_Prompt_
Retype the listing that follows, word for word.

____________

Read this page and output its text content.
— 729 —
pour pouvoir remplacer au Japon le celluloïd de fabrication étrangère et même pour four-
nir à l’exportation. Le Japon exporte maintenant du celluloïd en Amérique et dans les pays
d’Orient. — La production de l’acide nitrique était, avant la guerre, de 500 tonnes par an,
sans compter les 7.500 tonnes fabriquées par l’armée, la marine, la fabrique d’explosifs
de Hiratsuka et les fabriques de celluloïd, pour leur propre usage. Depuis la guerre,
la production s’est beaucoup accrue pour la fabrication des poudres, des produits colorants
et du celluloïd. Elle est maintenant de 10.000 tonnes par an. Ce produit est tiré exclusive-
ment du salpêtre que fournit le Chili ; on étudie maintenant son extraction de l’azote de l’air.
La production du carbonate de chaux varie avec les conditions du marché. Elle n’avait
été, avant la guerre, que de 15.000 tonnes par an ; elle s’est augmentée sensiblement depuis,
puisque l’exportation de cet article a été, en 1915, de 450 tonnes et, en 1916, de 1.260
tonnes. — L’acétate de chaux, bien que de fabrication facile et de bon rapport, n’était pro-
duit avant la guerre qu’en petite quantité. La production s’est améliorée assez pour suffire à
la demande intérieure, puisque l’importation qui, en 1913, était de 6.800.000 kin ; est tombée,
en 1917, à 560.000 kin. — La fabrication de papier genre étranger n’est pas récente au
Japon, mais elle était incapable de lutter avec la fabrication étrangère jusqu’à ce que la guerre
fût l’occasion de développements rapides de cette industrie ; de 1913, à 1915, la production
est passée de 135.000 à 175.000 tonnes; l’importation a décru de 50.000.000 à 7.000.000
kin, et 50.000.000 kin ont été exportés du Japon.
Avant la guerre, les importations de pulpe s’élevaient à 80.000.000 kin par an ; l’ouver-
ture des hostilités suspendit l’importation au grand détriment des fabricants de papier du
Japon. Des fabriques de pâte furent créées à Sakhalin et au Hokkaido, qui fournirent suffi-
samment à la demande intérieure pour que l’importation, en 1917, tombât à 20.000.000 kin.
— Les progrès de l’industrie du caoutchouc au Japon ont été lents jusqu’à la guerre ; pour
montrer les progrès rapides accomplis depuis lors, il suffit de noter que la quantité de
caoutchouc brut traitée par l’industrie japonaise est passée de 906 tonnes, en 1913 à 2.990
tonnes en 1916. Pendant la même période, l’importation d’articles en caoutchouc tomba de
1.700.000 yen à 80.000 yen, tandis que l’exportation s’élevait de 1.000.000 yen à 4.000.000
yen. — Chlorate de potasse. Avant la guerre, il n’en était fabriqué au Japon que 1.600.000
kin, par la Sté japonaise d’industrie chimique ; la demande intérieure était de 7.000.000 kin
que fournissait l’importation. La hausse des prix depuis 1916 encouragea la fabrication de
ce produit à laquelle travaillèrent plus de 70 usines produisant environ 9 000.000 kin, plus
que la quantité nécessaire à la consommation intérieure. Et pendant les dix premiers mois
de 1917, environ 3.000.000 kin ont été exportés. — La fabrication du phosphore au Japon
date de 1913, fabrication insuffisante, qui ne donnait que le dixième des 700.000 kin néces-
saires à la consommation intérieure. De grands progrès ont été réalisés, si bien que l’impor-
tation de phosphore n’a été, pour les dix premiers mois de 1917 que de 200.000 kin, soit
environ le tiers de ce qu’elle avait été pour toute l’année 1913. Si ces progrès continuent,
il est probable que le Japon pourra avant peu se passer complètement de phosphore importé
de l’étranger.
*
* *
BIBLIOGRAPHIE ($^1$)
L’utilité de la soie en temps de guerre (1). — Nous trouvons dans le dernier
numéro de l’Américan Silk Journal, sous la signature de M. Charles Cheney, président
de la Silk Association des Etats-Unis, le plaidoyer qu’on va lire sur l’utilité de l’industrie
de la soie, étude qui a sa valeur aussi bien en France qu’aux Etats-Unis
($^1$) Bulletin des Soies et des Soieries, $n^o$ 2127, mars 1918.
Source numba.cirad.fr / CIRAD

____________

_Finished task_
Read this page and output its text content.
— 729 —
pour pouvoir remplacer au Japon le celluloïd de fabrication étrangère et même pour four-
nir à l’exportation. Le Japon exporte maintenant du celluloïd en Amérique et dans les pays
d’Orient. — La production de l’acide nitrique était, avant la guerre, de 500 tonnes par an,
sans compter les 7.500 tonnes fabriquées par l’armée, la marine, la fabrique d’explosifs
de Hiratsuka et les fabriques de celluloïd, pour leur propre usage. Depuis la guerre,
la production s’est beaucoup accrue pour la fabrication des poudres, des produits colorants
et du celluloïd. Elle est maintenant de 10.000 tonnes par an. Ce produit est tiré exclusive-
ment du salpêtre que fournit le Chili ; on étudie maintenant son extraction de l’azote de l’air.
La production du carbonate de chaux varie avec les conditions du marché. Elle n’avait
été, avant la guerre, que de 15.000 tonnes par an ; elle s’est augmentée sensiblement depuis,
puisque l’exportation de cet article a été, en 1915, de 450 tonnes et, en 1916, de 1.260
tonnes. — L’acétate de chaux, bien que de fabrication facile et de bon rapport, n’était pro-
duit avant la guerre qu’en petite quantité. La production s’est améliorée assez pour suffire à
la demande intérieure, puisque l’importation qui, en 1913, était de 6.800.000 kin ; est tombée,
en 1917, à 560.000 kin. — La fabrication de papier genre étranger n’est pas récente au
Japon, mais elle était incapable de lutter avec la fabrication étrangère jusqu’à ce que la guerre
fût l’occasion de développements rapides de cette industrie ; de 1913, à 1915, la production
est passée de 135.000 à 175.000 tonnes; l’importation a décru de 50.000.000 à 7.000.000
kin, et 50.000.000 kin ont été exportés du Japon.
Avant la guerre, les importations de pulpe s’élevaient à 80.000.000 kin par an ; l’ouver-
ture des hostilités suspendit l’importation au grand détriment des fabricants de papier du
Japon. Des fabriques de pâte furent créées à Sakhalin et au Hokkaido, qui fournirent suffi-
samment à la demande intérieure pour que l’importation, en 1917, tombât à 20.000.000 kin.
— Les progrès de l’industrie du caoutchouc au Japon ont été lents jusqu’à la guerre ; pour
montrer les progrès rapides accomplis depuis lors, il suffit de noter que la quantité de
caoutchouc brut traitée par l’industrie japonaise est passée de 906 tonnes, en 1913 à 2.990
tonnes en 1916. Pendant la même période, l’importation d’articles en caoutchouc tomba de
1.700.000 yen à 80.000 yen, tandis que l’exportation s’élevait de 1.000.000 yen à 4.000.000
yen. — Chlorate de potasse. Avant la guerre, il n’en était fabriqué au Japon que 1.600.000
kin, par la Sté japonaise d’industrie chimique ; la demande intérieure était de 7.000.000 kin
que fournissait l’importation. La hausse des prix depuis 1916 encouragea la fabrication de
ce produit à laquelle travaillèrent plus de 70 usines produisant environ 9 000.000 kin, plus
que la quantité nécessaire à la consommation intérieure. Et pendant les dix premiers mois
de 1917, environ 3.000.000 kin ont été exportés. — La fabrication du phosphore au Japon
date de 1913, fabrication insuffisante, qui ne donnait que le dixième des 700.000 kin néces-
saires à la consommation intérieure. De grands progrès ont été réalisés, si bien que l’impor-
tation de phosphore n’a été, pour les dix premiers mois de 1917 que de 200.000 kin, soit
environ le tiers de ce qu’elle avait été pour toute l’année 1913. Si ces progrès continuent,
il est probable que le Japon pourra avant peu se passer complètement de phosphore importé
de l’étranger.
*
* *
BIBLIOGRAPHIE ($^1$)
L’utilité de la soie en temps de guerre (1). — Nous trouvons dans le dernier
numéro de l’Américan Silk Journal, sous la signature de M. Charles Cheney, président
de la Silk Association des Etats-Unis, le plaidoyer qu’on va lire sur l’utilité de l’industrie
de la soie, étude qui a sa valeur aussi bien en France qu’aux Etats-Unis
($^1$) Bulletin des Soies et des Soieries, $n^o$ 2127, mars 1918.
Source numba.cirad.fr / CIRAD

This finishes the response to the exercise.